- _STATED EXERCISE_: Return the whole listing exactly as it stands.

- _LISTED RECORDS_:
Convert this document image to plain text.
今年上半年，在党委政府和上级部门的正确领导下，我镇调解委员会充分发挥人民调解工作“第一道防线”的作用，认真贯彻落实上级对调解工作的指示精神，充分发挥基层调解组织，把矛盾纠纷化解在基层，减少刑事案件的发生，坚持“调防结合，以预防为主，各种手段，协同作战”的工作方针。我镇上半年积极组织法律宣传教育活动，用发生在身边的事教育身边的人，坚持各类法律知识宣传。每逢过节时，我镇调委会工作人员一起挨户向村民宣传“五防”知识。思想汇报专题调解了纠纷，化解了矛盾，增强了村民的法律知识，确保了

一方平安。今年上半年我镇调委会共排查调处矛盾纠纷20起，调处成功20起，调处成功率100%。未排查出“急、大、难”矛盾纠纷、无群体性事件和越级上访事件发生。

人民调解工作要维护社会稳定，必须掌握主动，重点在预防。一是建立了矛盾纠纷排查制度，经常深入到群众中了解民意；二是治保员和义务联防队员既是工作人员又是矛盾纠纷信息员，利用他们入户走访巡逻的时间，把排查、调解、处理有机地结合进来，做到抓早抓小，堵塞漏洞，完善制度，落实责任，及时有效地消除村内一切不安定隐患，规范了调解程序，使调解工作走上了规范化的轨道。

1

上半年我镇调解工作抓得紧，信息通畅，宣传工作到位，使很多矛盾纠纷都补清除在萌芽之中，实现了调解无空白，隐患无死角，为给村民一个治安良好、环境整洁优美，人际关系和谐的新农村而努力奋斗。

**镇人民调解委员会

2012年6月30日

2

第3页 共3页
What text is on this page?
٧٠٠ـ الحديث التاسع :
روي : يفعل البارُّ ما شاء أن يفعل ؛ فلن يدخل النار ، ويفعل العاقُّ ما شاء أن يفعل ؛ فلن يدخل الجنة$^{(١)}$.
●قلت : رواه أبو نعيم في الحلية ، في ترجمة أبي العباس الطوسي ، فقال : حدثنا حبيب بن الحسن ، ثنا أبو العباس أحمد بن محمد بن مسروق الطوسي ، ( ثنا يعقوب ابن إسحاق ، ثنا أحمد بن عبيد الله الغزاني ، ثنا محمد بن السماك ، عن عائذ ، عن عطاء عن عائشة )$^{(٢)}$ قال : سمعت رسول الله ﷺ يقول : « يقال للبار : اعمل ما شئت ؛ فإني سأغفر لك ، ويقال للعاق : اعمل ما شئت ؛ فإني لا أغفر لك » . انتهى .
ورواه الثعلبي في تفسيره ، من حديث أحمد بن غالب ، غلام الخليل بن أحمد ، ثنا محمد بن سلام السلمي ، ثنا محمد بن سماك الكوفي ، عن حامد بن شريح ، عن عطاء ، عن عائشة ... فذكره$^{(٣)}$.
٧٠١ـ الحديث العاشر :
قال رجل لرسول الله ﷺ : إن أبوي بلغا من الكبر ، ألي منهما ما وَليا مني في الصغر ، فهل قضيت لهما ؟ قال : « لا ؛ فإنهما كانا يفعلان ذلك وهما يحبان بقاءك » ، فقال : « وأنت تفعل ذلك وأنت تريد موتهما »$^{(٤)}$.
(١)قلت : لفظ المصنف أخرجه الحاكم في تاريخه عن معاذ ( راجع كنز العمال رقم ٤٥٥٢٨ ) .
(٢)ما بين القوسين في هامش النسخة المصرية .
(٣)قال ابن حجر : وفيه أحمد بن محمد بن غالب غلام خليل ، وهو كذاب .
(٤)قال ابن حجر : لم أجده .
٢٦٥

- _FULL OUTPUT_:
Convert this document image to plain text.
今年上半年，在党委政府和上级部门的正确领导下，我镇调解委员会充分发挥人民调解工作“第一道防线”的作用，认真贯彻落实上级对调解工作的指示精神，充分发挥基层调解组织，把矛盾纠纷化解在基层，减少刑事案件的发生，坚持“调防结合，以预防为主，各种手段，协同作战”的工作方针。我镇上半年积极组织法律宣传教育活动，用发生在身边的事教育身边的人，坚持各类法律知识宣传。每逢过节时，我镇调委会工作人员一起挨户向村民宣传“五防”知识。思想汇报专题调解了纠纷，化解了矛盾，增强了村民的法律知识，确保了

一方平安。今年上半年我镇调委会共排查调处矛盾纠纷20起，调处成功20起，调处成功率100%。未排查出“急、大、难”矛盾纠纷、无群体性事件和越级上访事件发生。

人民调解工作要维护社会稳定，必须掌握主动，重点在预防。一是建立了矛盾纠纷排查制度，经常深入到群众中了解民意；二是治保员和义务联防队员既是工作人员又是矛盾纠纷信息员，利用他们入户走访巡逻的时间，把排查、调解、处理有机地结合进来，做到抓早抓小，堵塞漏洞，完善制度，落实责任，及时有效地消除村内一切不安定隐患，规范了调解程序，使调解工作走上了规范化的轨道。

1

上半年我镇调解工作抓得紧，信息通畅，宣传工作到位，使很多矛盾纠纷都补清除在萌芽之中，实现了调解无空白，隐患无死角，为给村民一个治安良好、环境整洁优美，人际关系和谐的新农村而努力奋斗。

**镇人民调解委员会

2012年6月30日

2

第3页 共3页
What text is on this page?
٧٠٠ـ الحديث التاسع :
روي : يفعل البارُّ ما شاء أن يفعل ؛ فلن يدخل النار ، ويفعل العاقُّ ما شاء أن يفعل ؛ فلن يدخل الجنة$^{(١)}$.
●قلت : رواه أبو نعيم في الحلية ، في ترجمة أبي العباس الطوسي ، فقال : حدثنا حبيب بن الحسن ، ثنا أبو العباس أحمد بن محمد بن مسروق الطوسي ، ( ثنا يعقوب ابن إسحاق ، ثنا أحمد بن عبيد الله الغزاني ، ثنا محمد بن السماك ، عن عائذ ، عن عطاء عن عائشة )$^{(٢)}$ قال : سمعت رسول الله ﷺ يقول : « يقال للبار : اعمل ما شئت ؛ فإني سأغفر لك ، ويقال للعاق : اعمل ما شئت ؛ فإني لا أغفر لك » . انتهى .
ورواه الثعلبي في تفسيره ، من حديث أحمد بن غالب ، غلام الخليل بن أحمد ، ثنا محمد بن سلام السلمي ، ثنا محمد بن سماك الكوفي ، عن حامد بن شريح ، عن عطاء ، عن عائشة ... فذكره$^{(٣)}$.
٧٠١ـ الحديث العاشر :
قال رجل لرسول الله ﷺ : إن أبوي بلغا من الكبر ، ألي منهما ما وَليا مني في الصغر ، فهل قضيت لهما ؟ قال : « لا ؛ فإنهما كانا يفعلان ذلك وهما يحبان بقاءك » ، فقال : « وأنت تفعل ذلك وأنت تريد موتهما »$^{(٤)}$.
(١)قلت : لفظ المصنف أخرجه الحاكم في تاريخه عن معاذ ( راجع كنز العمال رقم ٤٥٥٢٨ ) .
(٢)ما بين القوسين في هامش النسخة المصرية .
(٣)قال ابن حجر : وفيه أحمد بن محمد بن غالب غلام خليل ، وهو كذاب .
(٤)قال ابن حجر : لم أجده .
٢٦٥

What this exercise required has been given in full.